# START OF Source material

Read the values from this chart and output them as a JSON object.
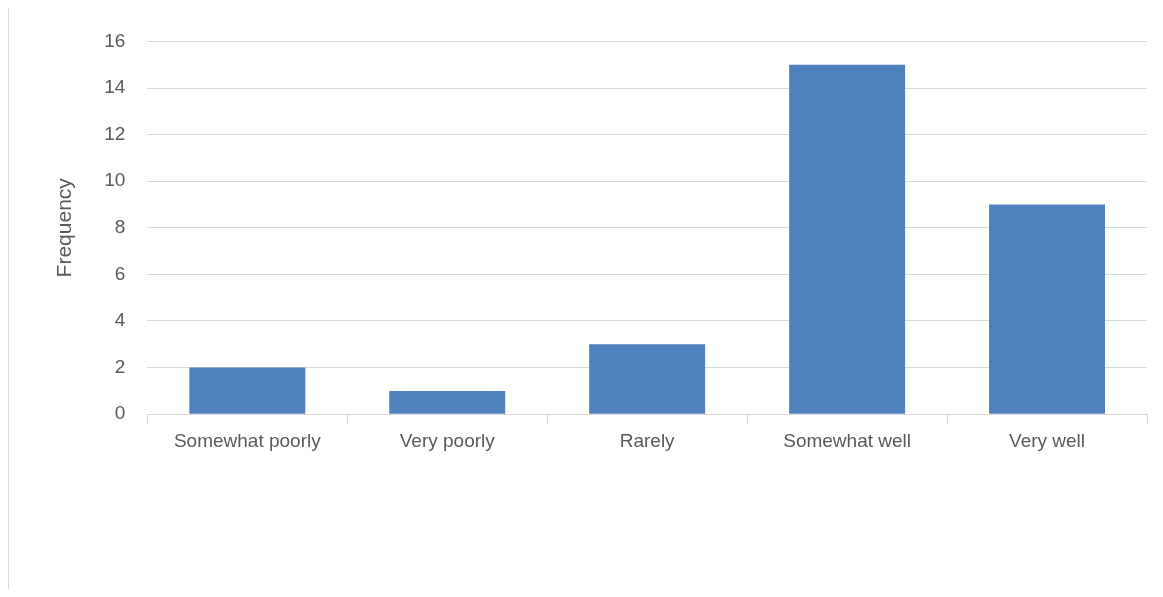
{
  "chart_data": {
    "type": "bar",
    "ylabel": "Frequency",
    "categories": [
      "Somewhat poorly",
      "Very poorly",
      "Rarely",
      "Somewhat well",
      "Very well"
    ],
    "values": [
      2,
      1,
      3,
      15,
      9
    ],
    "color": "#4f81bd",
    "ylim": [
      0,
      16
    ],
    "yticks": [
      0,
      2,
      4,
      6,
      8,
      10,
      12,
      14,
      16
    ],
    "grid": "y"
  }
}
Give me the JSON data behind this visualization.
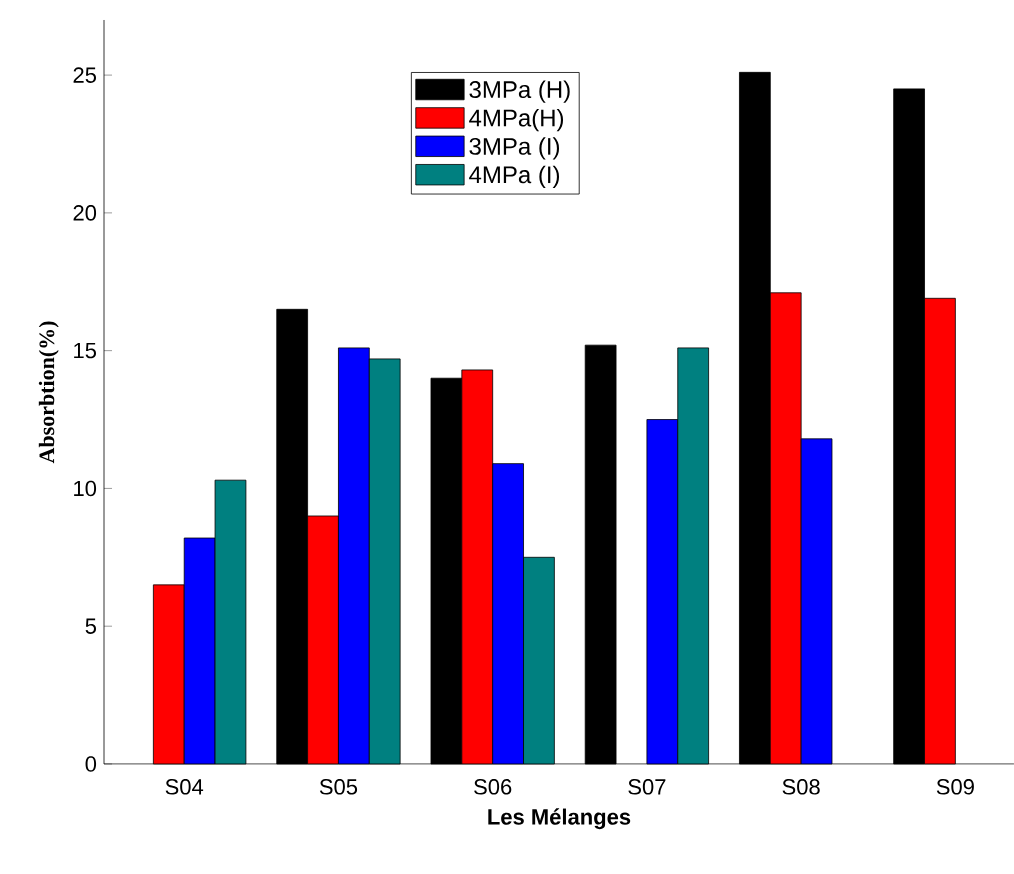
{
  "chart_data": {
    "type": "bar",
    "xlabel": "Les Mélanges",
    "ylabel": "Absorbtion(%)",
    "categories": [
      "S04",
      "S05",
      "S06",
      "S07",
      "S08",
      "S09"
    ],
    "series": [
      {
        "name": "3MPa (H)",
        "color": "#000000",
        "values": [
          null,
          16.5,
          14.0,
          15.2,
          25.1,
          24.5
        ]
      },
      {
        "name": "4MPa(H)",
        "color": "#ff0000",
        "values": [
          6.5,
          9.0,
          14.3,
          null,
          17.1,
          16.9
        ]
      },
      {
        "name": "3MPa (I)",
        "color": "#0000ff",
        "values": [
          8.2,
          15.1,
          10.9,
          12.5,
          11.8,
          null
        ]
      },
      {
        "name": "4MPa (I)",
        "color": "#008080",
        "values": [
          10.3,
          14.7,
          7.5,
          15.1,
          null,
          null
        ]
      }
    ],
    "ylim": [
      0,
      27
    ],
    "yticks": [
      0,
      5,
      10,
      15,
      20,
      25
    ],
    "legend": "top",
    "grid": false
  }
}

# END OF Source material

Reproduce each entry precisely. Leave the pictures out.

Read the values from this chart and output them as a JSON object.
{
  "chart_data": {
    "type": "bar",
    "ylabel": "Frequency",
    "categories": [
      "Somewhat poorly",
      "Very poorly",
      "Rarely",
      "Somewhat well",
      "Very well"
    ],
    "values": [
      2,
      1,
      3,
      15,
      9
    ],
    "color": "#4f81bd",
    "ylim": [
      0,
      16
    ],
    "yticks": [
      0,
      2,
      4,
      6,
      8,
      10,
      12,
      14,
      16
    ],
    "grid": "y"
  }
}
Give me the JSON data behind this visualization.
{
  "chart_data": {
    "type": "bar",
    "xlabel": "Les Mélanges",
    "ylabel": "Absorbtion(%)",
    "categories": [
      "S04",
      "S05",
      "S06",
      "S07",
      "S08",
      "S09"
    ],
    "series": [
      {
        "name": "3MPa (H)",
        "color": "#000000",
        "values": [
          null,
          16.5,
          14.0,
          15.2,
          25.1,
          24.5
        ]
      },
      {
        "name": "4MPa(H)",
        "color": "#ff0000",
        "values": [
          6.5,
          9.0,
          14.3,
          null,
          17.1,
          16.9
        ]
      },
      {
        "name": "3MPa (I)",
        "color": "#0000ff",
        "values": [
          8.2,
          15.1,
          10.9,
          12.5,
          11.8,
          null
        ]
      },
      {
        "name": "4MPa (I)",
        "color": "#008080",
        "values": [
          10.3,
          14.7,
          7.5,
          15.1,
          null,
          null
        ]
      }
    ],
    "ylim": [
      0,
      27
    ],
    "yticks": [
      0,
      5,
      10,
      15,
      20,
      25
    ],
    "legend": "top",
    "grid": false
  }
}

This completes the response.